GIVEN PROBLEM → Copy out every line that contains "muchacha".

LISTING →
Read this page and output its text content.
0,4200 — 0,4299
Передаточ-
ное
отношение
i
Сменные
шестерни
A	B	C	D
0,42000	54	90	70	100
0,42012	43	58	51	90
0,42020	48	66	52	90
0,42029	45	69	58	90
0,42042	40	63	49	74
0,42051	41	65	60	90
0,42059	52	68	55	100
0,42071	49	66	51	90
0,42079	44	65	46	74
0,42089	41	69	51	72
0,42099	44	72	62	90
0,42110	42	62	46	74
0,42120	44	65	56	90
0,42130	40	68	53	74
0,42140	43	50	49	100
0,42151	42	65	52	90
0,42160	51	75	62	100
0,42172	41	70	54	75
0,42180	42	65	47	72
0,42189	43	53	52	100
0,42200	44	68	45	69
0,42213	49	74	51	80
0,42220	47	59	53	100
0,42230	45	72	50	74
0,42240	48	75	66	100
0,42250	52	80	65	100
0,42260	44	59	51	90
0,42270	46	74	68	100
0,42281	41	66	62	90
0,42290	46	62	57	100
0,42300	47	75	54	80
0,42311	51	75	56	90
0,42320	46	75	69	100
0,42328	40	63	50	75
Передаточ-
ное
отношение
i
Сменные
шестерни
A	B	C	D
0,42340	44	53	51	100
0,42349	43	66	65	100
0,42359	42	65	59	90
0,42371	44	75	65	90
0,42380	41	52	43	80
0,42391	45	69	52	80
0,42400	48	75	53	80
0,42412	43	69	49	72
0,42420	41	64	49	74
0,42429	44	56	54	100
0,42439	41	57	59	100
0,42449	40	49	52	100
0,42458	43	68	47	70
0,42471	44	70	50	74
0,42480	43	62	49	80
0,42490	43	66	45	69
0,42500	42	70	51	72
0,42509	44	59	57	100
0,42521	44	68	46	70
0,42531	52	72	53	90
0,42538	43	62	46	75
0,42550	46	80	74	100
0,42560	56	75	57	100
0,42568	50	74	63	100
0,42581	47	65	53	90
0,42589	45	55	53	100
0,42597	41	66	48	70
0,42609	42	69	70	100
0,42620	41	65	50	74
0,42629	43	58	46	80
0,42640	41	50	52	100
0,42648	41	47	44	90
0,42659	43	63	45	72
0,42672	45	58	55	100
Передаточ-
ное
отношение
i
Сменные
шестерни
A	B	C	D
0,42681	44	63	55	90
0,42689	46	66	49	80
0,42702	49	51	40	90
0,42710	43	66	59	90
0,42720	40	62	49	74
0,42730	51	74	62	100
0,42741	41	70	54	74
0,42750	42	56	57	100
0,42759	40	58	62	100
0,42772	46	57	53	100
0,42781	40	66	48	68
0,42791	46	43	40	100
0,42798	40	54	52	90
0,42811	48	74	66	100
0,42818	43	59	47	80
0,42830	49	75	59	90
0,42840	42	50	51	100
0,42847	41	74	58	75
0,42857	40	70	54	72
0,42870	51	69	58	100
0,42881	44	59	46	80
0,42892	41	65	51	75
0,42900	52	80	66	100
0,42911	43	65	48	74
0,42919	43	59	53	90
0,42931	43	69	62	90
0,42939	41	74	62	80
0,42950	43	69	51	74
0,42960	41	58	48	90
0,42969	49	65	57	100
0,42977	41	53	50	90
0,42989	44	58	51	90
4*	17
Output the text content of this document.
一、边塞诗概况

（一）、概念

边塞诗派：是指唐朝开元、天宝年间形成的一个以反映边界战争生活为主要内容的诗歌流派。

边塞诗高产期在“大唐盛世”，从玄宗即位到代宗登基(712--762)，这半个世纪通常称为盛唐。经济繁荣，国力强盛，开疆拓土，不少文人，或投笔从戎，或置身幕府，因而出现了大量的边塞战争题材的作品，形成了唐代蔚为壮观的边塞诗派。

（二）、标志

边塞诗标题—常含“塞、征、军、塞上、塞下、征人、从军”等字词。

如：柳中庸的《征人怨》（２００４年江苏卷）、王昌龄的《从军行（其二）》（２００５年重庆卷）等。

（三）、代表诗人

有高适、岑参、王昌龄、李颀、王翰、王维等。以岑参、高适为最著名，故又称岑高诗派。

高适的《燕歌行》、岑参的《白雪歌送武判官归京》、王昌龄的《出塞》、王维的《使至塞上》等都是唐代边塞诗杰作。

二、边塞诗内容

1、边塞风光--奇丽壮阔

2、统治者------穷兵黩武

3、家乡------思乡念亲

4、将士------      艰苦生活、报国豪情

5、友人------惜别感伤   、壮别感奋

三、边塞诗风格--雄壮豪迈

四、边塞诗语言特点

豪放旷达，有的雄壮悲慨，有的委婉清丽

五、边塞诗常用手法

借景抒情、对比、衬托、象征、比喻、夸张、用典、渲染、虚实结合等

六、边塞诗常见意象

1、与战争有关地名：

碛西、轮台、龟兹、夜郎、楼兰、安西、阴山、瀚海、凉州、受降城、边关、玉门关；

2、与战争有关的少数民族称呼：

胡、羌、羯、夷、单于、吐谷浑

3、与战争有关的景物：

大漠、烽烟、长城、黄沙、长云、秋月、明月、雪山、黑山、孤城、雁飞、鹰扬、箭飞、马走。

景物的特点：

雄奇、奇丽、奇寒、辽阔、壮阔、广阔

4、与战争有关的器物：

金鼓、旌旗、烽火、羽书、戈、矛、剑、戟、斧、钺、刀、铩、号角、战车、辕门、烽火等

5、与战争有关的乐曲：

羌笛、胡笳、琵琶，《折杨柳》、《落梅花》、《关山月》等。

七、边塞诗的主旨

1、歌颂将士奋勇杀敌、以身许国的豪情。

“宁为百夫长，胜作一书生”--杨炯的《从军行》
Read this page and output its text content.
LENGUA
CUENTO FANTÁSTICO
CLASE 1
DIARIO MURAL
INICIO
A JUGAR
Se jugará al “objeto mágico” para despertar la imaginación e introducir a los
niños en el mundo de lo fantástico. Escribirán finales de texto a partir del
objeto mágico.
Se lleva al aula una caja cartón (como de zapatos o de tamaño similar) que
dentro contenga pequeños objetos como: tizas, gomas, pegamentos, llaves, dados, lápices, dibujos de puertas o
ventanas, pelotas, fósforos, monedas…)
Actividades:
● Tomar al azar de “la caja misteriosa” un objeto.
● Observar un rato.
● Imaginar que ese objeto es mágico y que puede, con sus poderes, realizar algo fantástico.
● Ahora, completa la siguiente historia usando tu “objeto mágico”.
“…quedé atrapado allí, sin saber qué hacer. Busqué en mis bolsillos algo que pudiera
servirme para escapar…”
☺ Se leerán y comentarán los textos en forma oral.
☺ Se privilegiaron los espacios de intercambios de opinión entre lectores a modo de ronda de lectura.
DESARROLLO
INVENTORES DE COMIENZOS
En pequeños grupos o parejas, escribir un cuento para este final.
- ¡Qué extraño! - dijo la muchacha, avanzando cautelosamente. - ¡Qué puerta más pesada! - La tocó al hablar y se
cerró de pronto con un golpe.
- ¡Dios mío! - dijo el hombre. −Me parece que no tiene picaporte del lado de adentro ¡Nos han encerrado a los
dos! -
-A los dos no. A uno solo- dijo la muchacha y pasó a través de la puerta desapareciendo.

OUTPUT BELOW →
- ¡Qué extraño! - dijo la muchacha, avanzando cautelosamente. - ¡Qué puerta más pesada! - La tocó al hablar y se
-A los dos no. A uno solo- dijo la muchacha y pasó a través de la puerta desapareciendo.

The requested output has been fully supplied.